Instruction:
Go through the data below and copy it exactly, skipping every picture.

Material to process:
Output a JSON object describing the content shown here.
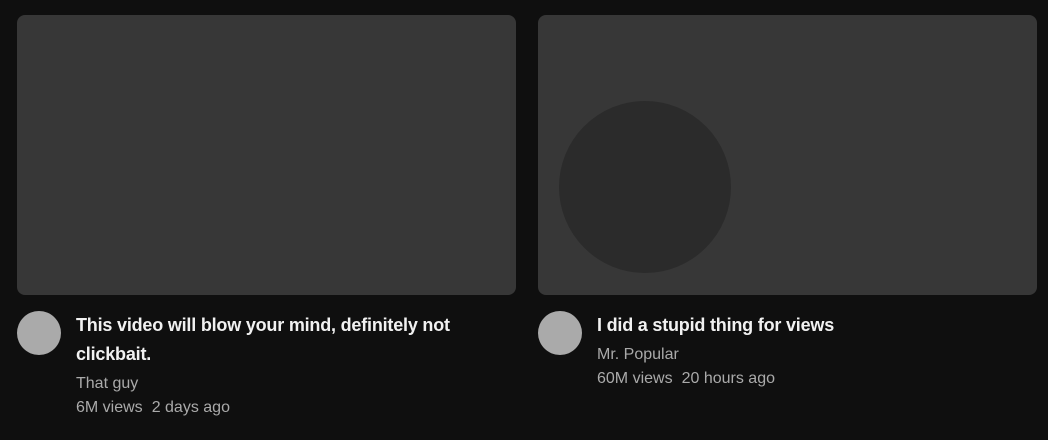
{
  "colors": {
    "background": "#0f0f0f",
    "thumbnail": "#373737",
    "thumbnail_shape": "#2b2b2b",
    "avatar": "#aaaaaa",
    "title": "#f1f1f1",
    "secondary_text": "#aaaaaa"
  },
  "videos": [
    {
      "title": "This video will blow your mind, definitely not clickbait.",
      "channel": "That guy",
      "views": "6M views",
      "age": "2 days ago"
    },
    {
      "title": "I did a stupid thing for views",
      "channel": "Mr. Popular",
      "views": "60M views",
      "age": "20 hours ago"
    }
  ]
}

Final result:
Output a JSON object describing the content shown here.
{
  "colors": {
    "background": "#0f0f0f",
    "thumbnail": "#373737",
    "thumbnail_shape": "#2b2b2b",
    "avatar": "#aaaaaa",
    "title": "#f1f1f1",
    "secondary_text": "#aaaaaa"
  },
  "videos": [
    {
      "title": "This video will blow your mind, definitely not clickbait.",
      "channel": "That guy",
      "views": "6M views",
      "age": "2 days ago"
    },
    {
      "title": "I did a stupid thing for views",
      "channel": "Mr. Popular",
      "views": "60M views",
      "age": "20 hours ago"
    }
  ]
}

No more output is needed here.